Extracted information:

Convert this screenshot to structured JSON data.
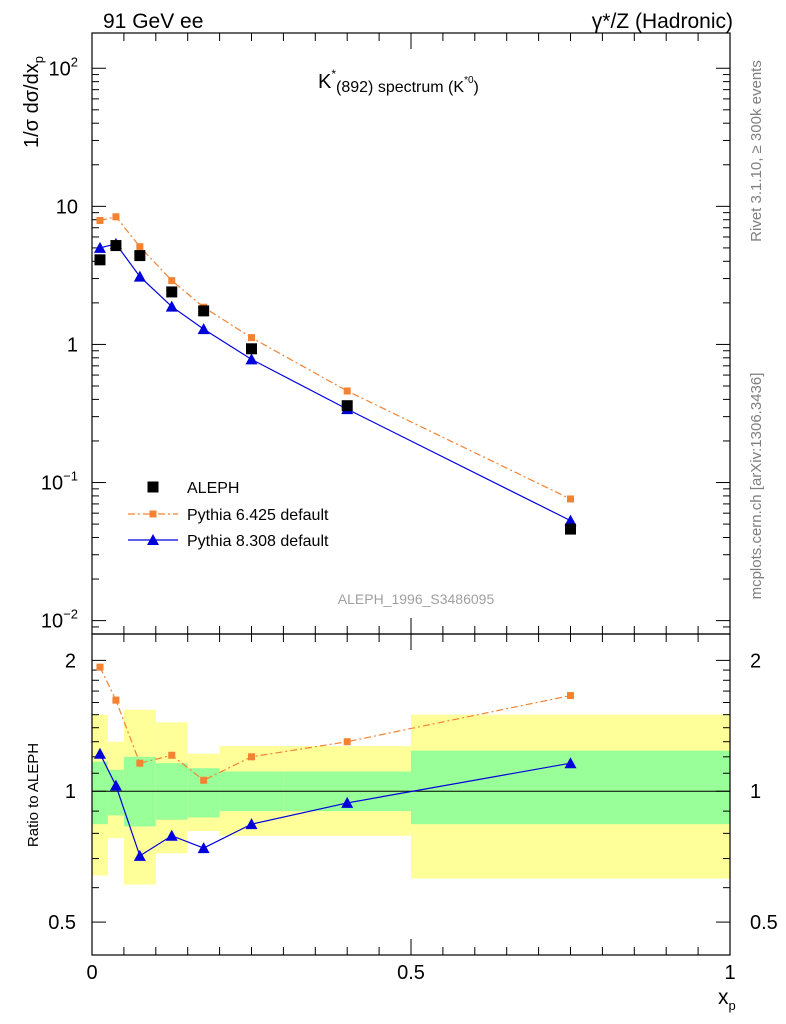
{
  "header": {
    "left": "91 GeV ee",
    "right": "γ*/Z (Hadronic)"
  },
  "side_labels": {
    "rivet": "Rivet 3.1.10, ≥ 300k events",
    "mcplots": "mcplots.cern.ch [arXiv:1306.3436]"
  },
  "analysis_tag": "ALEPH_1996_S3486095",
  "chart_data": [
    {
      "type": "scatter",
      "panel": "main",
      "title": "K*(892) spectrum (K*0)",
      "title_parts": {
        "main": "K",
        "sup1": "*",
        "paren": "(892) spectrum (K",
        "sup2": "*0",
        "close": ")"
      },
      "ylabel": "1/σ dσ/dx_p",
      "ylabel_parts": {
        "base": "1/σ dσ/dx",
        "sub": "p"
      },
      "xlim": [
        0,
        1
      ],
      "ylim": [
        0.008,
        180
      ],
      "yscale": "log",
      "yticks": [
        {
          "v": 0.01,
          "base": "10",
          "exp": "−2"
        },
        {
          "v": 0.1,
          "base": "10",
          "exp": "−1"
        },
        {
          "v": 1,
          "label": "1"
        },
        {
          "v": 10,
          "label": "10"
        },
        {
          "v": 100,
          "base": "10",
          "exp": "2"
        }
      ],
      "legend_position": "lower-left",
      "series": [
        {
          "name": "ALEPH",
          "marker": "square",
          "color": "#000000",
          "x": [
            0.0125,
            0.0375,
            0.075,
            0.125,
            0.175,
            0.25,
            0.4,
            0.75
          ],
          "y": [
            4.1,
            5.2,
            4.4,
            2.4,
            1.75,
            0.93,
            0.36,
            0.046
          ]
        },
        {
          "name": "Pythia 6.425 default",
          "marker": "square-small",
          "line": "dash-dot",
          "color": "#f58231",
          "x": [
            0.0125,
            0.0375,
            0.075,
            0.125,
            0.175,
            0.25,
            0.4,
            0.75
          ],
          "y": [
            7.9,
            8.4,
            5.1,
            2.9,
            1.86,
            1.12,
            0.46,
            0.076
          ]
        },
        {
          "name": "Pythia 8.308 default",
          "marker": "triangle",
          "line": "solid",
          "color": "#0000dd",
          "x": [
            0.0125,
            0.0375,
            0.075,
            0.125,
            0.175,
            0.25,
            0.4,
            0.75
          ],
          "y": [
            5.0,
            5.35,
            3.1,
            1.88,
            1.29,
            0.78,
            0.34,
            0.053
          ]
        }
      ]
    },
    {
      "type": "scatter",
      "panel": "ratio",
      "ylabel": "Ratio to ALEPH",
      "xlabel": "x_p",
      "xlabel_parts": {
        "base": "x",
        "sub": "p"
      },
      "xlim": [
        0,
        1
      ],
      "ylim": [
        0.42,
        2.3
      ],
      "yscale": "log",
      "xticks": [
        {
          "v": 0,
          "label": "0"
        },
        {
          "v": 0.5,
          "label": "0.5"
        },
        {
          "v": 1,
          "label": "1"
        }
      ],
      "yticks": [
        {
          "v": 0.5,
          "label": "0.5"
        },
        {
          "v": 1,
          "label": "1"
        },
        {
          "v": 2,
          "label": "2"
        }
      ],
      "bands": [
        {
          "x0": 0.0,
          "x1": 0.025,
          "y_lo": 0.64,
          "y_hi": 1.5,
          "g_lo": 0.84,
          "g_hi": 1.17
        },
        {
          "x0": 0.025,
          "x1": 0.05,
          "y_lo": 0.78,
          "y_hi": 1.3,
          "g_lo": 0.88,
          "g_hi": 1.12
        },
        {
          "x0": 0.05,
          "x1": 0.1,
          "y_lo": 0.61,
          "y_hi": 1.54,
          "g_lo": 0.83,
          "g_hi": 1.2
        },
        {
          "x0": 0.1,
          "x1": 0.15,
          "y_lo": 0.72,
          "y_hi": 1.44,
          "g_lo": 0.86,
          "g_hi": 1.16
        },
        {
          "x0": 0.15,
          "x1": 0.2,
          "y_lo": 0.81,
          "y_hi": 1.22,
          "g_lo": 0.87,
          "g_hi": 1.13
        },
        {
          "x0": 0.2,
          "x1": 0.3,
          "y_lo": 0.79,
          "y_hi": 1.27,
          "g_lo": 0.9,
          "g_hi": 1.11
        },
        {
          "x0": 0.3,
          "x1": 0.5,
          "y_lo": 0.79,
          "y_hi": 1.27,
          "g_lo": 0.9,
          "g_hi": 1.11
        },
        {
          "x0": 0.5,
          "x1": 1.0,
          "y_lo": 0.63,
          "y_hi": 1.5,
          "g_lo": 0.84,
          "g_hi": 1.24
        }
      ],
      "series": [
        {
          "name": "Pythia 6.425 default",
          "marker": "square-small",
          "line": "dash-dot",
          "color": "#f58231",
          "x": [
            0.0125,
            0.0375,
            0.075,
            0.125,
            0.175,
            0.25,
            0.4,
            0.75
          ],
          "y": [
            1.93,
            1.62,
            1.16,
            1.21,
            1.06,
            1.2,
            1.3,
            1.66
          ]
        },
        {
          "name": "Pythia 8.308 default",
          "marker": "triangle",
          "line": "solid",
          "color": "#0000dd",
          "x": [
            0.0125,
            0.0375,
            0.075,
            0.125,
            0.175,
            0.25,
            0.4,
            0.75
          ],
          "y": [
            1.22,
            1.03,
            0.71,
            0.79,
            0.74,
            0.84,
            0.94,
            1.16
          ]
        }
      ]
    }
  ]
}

Exercise prompt:
Please transcribe the material above exactly as written. Leave the pictures out.

Solution for this exercise:
Convert this screenshot to structured JSON data.
{
  "header": {
    "left": "91 GeV ee",
    "right": "γ*/Z (Hadronic)"
  },
  "side_labels": {
    "rivet": "Rivet 3.1.10, ≥ 300k events",
    "mcplots": "mcplots.cern.ch [arXiv:1306.3436]"
  },
  "analysis_tag": "ALEPH_1996_S3486095",
  "chart_data": [
    {
      "type": "scatter",
      "panel": "main",
      "title": "K*(892) spectrum (K*0)",
      "title_parts": {
        "main": "K",
        "sup1": "*",
        "paren": "(892) spectrum (K",
        "sup2": "*0",
        "close": ")"
      },
      "ylabel": "1/σ dσ/dx_p",
      "ylabel_parts": {
        "base": "1/σ dσ/dx",
        "sub": "p"
      },
      "xlim": [
        0,
        1
      ],
      "ylim": [
        0.008,
        180
      ],
      "yscale": "log",
      "yticks": [
        {
          "v": 0.01,
          "base": "10",
          "exp": "−2"
        },
        {
          "v": 0.1,
          "base": "10",
          "exp": "−1"
        },
        {
          "v": 1,
          "label": "1"
        },
        {
          "v": 10,
          "label": "10"
        },
        {
          "v": 100,
          "base": "10",
          "exp": "2"
        }
      ],
      "legend_position": "lower-left",
      "series": [
        {
          "name": "ALEPH",
          "marker": "square",
          "color": "#000000",
          "x": [
            0.0125,
            0.0375,
            0.075,
            0.125,
            0.175,
            0.25,
            0.4,
            0.75
          ],
          "y": [
            4.1,
            5.2,
            4.4,
            2.4,
            1.75,
            0.93,
            0.36,
            0.046
          ]
        },
        {
          "name": "Pythia 6.425 default",
          "marker": "square-small",
          "line": "dash-dot",
          "color": "#f58231",
          "x": [
            0.0125,
            0.0375,
            0.075,
            0.125,
            0.175,
            0.25,
            0.4,
            0.75
          ],
          "y": [
            7.9,
            8.4,
            5.1,
            2.9,
            1.86,
            1.12,
            0.46,
            0.076
          ]
        },
        {
          "name": "Pythia 8.308 default",
          "marker": "triangle",
          "line": "solid",
          "color": "#0000dd",
          "x": [
            0.0125,
            0.0375,
            0.075,
            0.125,
            0.175,
            0.25,
            0.4,
            0.75
          ],
          "y": [
            5.0,
            5.35,
            3.1,
            1.88,
            1.29,
            0.78,
            0.34,
            0.053
          ]
        }
      ]
    },
    {
      "type": "scatter",
      "panel": "ratio",
      "ylabel": "Ratio to ALEPH",
      "xlabel": "x_p",
      "xlabel_parts": {
        "base": "x",
        "sub": "p"
      },
      "xlim": [
        0,
        1
      ],
      "ylim": [
        0.42,
        2.3
      ],
      "yscale": "log",
      "xticks": [
        {
          "v": 0,
          "label": "0"
        },
        {
          "v": 0.5,
          "label": "0.5"
        },
        {
          "v": 1,
          "label": "1"
        }
      ],
      "yticks": [
        {
          "v": 0.5,
          "label": "0.5"
        },
        {
          "v": 1,
          "label": "1"
        },
        {
          "v": 2,
          "label": "2"
        }
      ],
      "bands": [
        {
          "x0": 0.0,
          "x1": 0.025,
          "y_lo": 0.64,
          "y_hi": 1.5,
          "g_lo": 0.84,
          "g_hi": 1.17
        },
        {
          "x0": 0.025,
          "x1": 0.05,
          "y_lo": 0.78,
          "y_hi": 1.3,
          "g_lo": 0.88,
          "g_hi": 1.12
        },
        {
          "x0": 0.05,
          "x1": 0.1,
          "y_lo": 0.61,
          "y_hi": 1.54,
          "g_lo": 0.83,
          "g_hi": 1.2
        },
        {
          "x0": 0.1,
          "x1": 0.15,
          "y_lo": 0.72,
          "y_hi": 1.44,
          "g_lo": 0.86,
          "g_hi": 1.16
        },
        {
          "x0": 0.15,
          "x1": 0.2,
          "y_lo": 0.81,
          "y_hi": 1.22,
          "g_lo": 0.87,
          "g_hi": 1.13
        },
        {
          "x0": 0.2,
          "x1": 0.3,
          "y_lo": 0.79,
          "y_hi": 1.27,
          "g_lo": 0.9,
          "g_hi": 1.11
        },
        {
          "x0": 0.3,
          "x1": 0.5,
          "y_lo": 0.79,
          "y_hi": 1.27,
          "g_lo": 0.9,
          "g_hi": 1.11
        },
        {
          "x0": 0.5,
          "x1": 1.0,
          "y_lo": 0.63,
          "y_hi": 1.5,
          "g_lo": 0.84,
          "g_hi": 1.24
        }
      ],
      "series": [
        {
          "name": "Pythia 6.425 default",
          "marker": "square-small",
          "line": "dash-dot",
          "color": "#f58231",
          "x": [
            0.0125,
            0.0375,
            0.075,
            0.125,
            0.175,
            0.25,
            0.4,
            0.75
          ],
          "y": [
            1.93,
            1.62,
            1.16,
            1.21,
            1.06,
            1.2,
            1.3,
            1.66
          ]
        },
        {
          "name": "Pythia 8.308 default",
          "marker": "triangle",
          "line": "solid",
          "color": "#0000dd",
          "x": [
            0.0125,
            0.0375,
            0.075,
            0.125,
            0.175,
            0.25,
            0.4,
            0.75
          ],
          "y": [
            1.22,
            1.03,
            0.71,
            0.79,
            0.74,
            0.84,
            0.94,
            1.16
          ]
        }
      ]
    }
  ]
}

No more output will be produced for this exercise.